Recorded data
------------
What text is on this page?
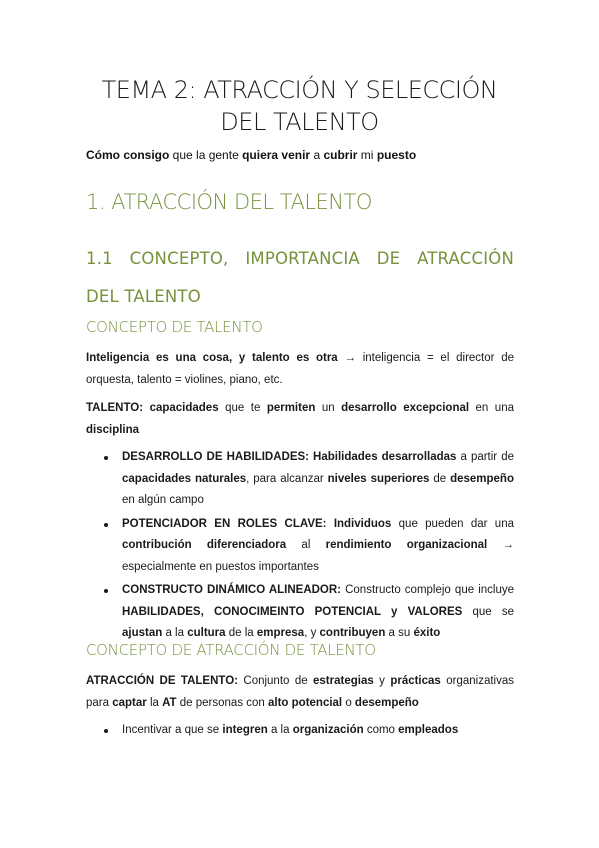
TEMA 2: ATRACCIÓN Y SELECCIÓN
DEL TALENTO
Cómo consigo que la gente quiera venir a cubrir mi puesto
1. ATRACCIÓN DEL TALENTO
1.1 CONCEPTO, IMPORTANCIA DE ATRACCIÓN
DEL TALENTO
CONCEPTO DE TALENTO
Inteligencia es una cosa, y talento es otra → inteligencia = el director de orquesta, talento = violines, piano, etc.
TALENTO: capacidades que te permiten un desarrollo excepcional en una disciplina
DESARROLLO DE HABILIDADES: Habilidades desarrolladas a partir de capacidades naturales, para alcanzar niveles superiores de desempeño en algún campo
POTENCIADOR EN ROLES CLAVE: Individuos que pueden dar una contribución diferenciadora al rendimiento organizacional → especialmente en puestos importantes
CONSTRUCTO DINÁMICO ALINEADOR: Constructo complejo que incluye HABILIDADES, CONOCIMEINTO POTENCIAL y VALORES que se ajustan a la cultura de la empresa, y contribuyen a su éxito
CONCEPTO DE ATRACCIÓN DE TALENTO
ATRACCIÓN DE TALENTO: Conjunto de estrategias y prácticas organizativas para captar la AT de personas con alto potencial o desempeño
Incentivar a que se integren a la organización como empleados
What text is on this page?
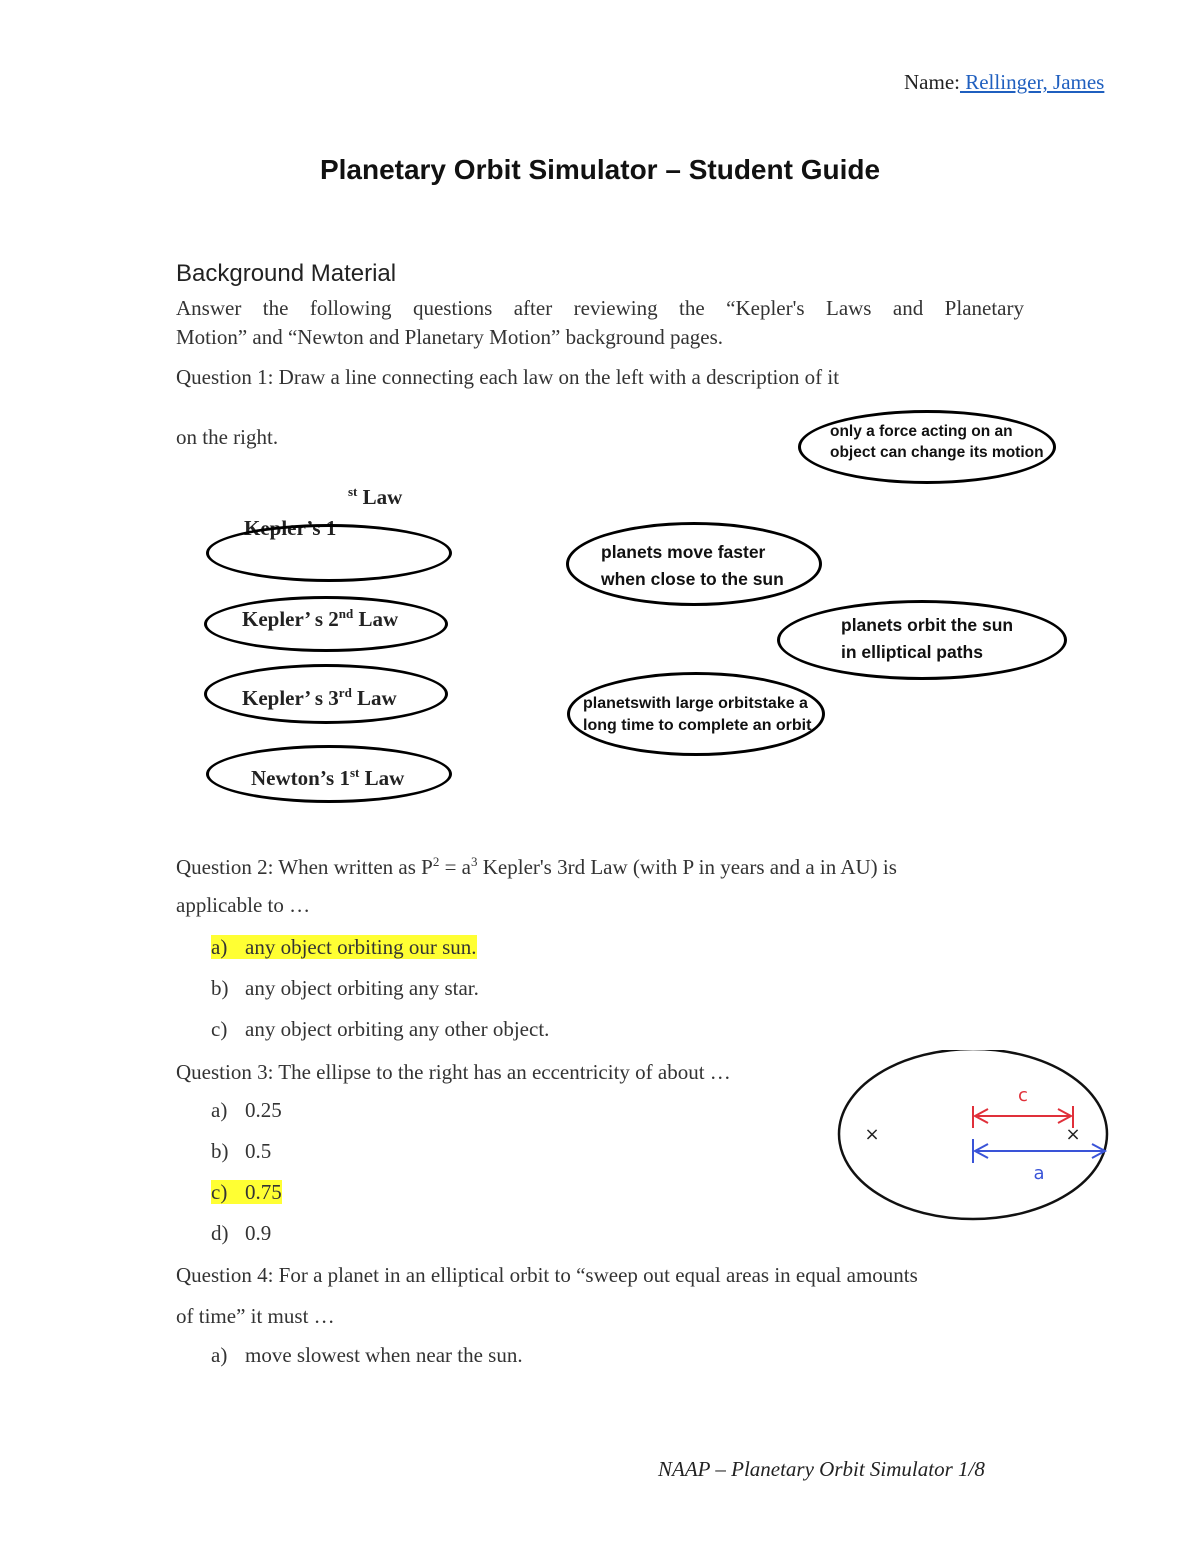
Name: Rellinger, James
Planetary Orbit Simulator – Student Guide
Background Material
Answer the following questions after reviewing the “Kepler's Laws and Planetary
Motion” and “Newton and Planetary Motion” background pages.
Question 1: Draw a line connecting each law on the left with a description of it
on the right.
$^{st}$ Law
Kepler’s 1
Kepler’ s 2nd Law
Kepler’ s 3rd Law
Newton’s 1st Law
only a force acting on an
object can change its motion
planets move faster
when close to the sun
planets orbit the sun
in elliptical paths
planetswith large orbitstake a
long time to complete an orbit
Question 2: When written as $P^2 = a^3$ Kepler's 3rd Law (with P in years and a in AU) is
applicable to …
a) any object orbiting our sun.
b) any object orbiting any star.
c) any object orbiting any other object.
Question 3: The ellipse to the right has an eccentricity of about …
a) 0.25
b) 0.5
c) 0.75
d) 0.9
×	×
c
a
Question 4: For a planet in an elliptical orbit to “sweep out equal areas in equal amounts
of time” it must …
a) move slowest when near the sun.
NAAP – Planetary Orbit Simulator 1/8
------------
What to work on: Using the entries above, find all lines with "elliptical". Copy them.

Task result:
in elliptical paths
Question 4: For a planet in an elliptical orbit to “sweep out equal areas in equal amounts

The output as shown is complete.